> [What is asked] Using the data below, gather each line that includes the word "sides".

> [Extracted records]

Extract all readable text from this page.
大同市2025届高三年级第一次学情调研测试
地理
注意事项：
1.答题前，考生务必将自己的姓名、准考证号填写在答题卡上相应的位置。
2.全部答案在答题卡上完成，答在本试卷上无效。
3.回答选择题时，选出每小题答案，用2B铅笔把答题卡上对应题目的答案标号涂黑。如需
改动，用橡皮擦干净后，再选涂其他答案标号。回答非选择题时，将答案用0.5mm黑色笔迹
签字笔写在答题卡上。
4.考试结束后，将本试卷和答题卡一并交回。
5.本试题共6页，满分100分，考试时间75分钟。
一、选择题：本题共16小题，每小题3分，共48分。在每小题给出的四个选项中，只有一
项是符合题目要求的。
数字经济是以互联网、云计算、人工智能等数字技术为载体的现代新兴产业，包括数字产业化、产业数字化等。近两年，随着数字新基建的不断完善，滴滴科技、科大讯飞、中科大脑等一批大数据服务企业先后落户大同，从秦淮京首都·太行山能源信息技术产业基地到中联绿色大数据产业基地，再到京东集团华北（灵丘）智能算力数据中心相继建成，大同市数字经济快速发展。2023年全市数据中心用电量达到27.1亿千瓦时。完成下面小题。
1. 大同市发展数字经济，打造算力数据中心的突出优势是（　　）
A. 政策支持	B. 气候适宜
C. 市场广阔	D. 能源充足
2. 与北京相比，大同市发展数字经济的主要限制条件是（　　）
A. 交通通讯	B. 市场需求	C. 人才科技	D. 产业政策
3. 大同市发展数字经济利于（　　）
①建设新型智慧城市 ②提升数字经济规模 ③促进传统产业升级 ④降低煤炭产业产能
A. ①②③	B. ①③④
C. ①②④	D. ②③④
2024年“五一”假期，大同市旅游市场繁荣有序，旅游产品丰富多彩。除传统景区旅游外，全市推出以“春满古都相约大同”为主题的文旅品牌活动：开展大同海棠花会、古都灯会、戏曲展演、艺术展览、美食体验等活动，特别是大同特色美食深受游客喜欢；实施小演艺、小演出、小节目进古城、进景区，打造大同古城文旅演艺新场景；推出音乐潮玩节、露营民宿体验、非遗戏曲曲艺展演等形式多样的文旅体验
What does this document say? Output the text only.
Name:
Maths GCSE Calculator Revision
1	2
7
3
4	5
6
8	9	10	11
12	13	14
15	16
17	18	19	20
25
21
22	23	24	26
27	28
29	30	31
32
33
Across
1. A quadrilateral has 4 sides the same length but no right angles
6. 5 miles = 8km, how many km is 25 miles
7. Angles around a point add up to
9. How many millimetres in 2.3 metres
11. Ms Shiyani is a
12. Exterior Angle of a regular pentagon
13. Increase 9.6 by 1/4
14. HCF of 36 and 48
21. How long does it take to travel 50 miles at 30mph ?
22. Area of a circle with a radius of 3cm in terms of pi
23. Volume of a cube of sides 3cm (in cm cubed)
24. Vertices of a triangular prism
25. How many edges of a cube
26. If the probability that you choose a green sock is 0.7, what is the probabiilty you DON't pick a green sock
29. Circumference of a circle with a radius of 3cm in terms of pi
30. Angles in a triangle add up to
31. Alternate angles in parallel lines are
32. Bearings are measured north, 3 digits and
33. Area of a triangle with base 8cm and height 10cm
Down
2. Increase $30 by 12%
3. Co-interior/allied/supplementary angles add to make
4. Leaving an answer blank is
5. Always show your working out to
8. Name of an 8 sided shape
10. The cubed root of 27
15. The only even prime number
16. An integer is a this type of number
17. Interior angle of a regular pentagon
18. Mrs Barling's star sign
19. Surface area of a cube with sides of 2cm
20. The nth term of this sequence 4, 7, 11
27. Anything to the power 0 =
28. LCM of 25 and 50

> [Answer to this exercise]
1. A quadrilateral has 4 sides the same length but no right angles
23. Volume of a cube of sides 3cm (in cm cubed)
19. Surface area of a cube with sides of 2cm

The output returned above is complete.